== Task directions ==
Every record that follows must be duplicated exactly, with images left out.
◆ ◆ ◆ ◆ ◆ ◆ ◆
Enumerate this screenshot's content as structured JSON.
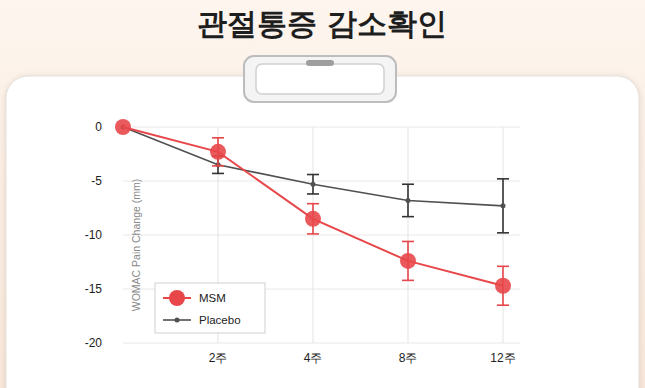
{
  "chart_data": {
    "type": "line",
    "title": "관절통증 감소확인",
    "y_label": "WOMAC Pain Change (mm)",
    "categories": [
      null,
      "2주",
      "4주",
      "8주",
      "12주"
    ],
    "series": [
      {
        "name": "MSM",
        "color": "#e8474a",
        "marker": "circle",
        "values": [
          0,
          -2.3,
          -8.5,
          -12.4,
          -14.7
        ],
        "errors": [
          null,
          1.3,
          1.4,
          1.8,
          1.8
        ]
      },
      {
        "name": "Placebo",
        "color": "#505050",
        "marker": "dot",
        "values": [
          0,
          -3.5,
          -5.3,
          -6.8,
          -7.3
        ],
        "errors": [
          null,
          0.8,
          0.9,
          1.5,
          2.5
        ]
      }
    ],
    "ylim": [
      -20,
      0
    ],
    "yticks": [
      0,
      -5,
      -10,
      -15,
      -20
    ],
    "grid": true,
    "legend": "lower left"
  }
}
◆ ◆ ◆ ◆ ◆ ◆ ◆
== Problem solution ==
Enumerate this screenshot's content as structured JSON.
{
  "chart_data": {
    "type": "line",
    "title": "관절통증 감소확인",
    "y_label": "WOMAC Pain Change (mm)",
    "categories": [
      null,
      "2주",
      "4주",
      "8주",
      "12주"
    ],
    "series": [
      {
        "name": "MSM",
        "color": "#e8474a",
        "marker": "circle",
        "values": [
          0,
          -2.3,
          -8.5,
          -12.4,
          -14.7
        ],
        "errors": [
          null,
          1.3,
          1.4,
          1.8,
          1.8
        ]
      },
      {
        "name": "Placebo",
        "color": "#505050",
        "marker": "dot",
        "values": [
          0,
          -3.5,
          -5.3,
          -6.8,
          -7.3
        ],
        "errors": [
          null,
          0.8,
          0.9,
          1.5,
          2.5
        ]
      }
    ],
    "ylim": [
      -20,
      0
    ],
    "yticks": [
      0,
      -5,
      -10,
      -15,
      -20
    ],
    "grid": true,
    "legend": "lower left"
  }
}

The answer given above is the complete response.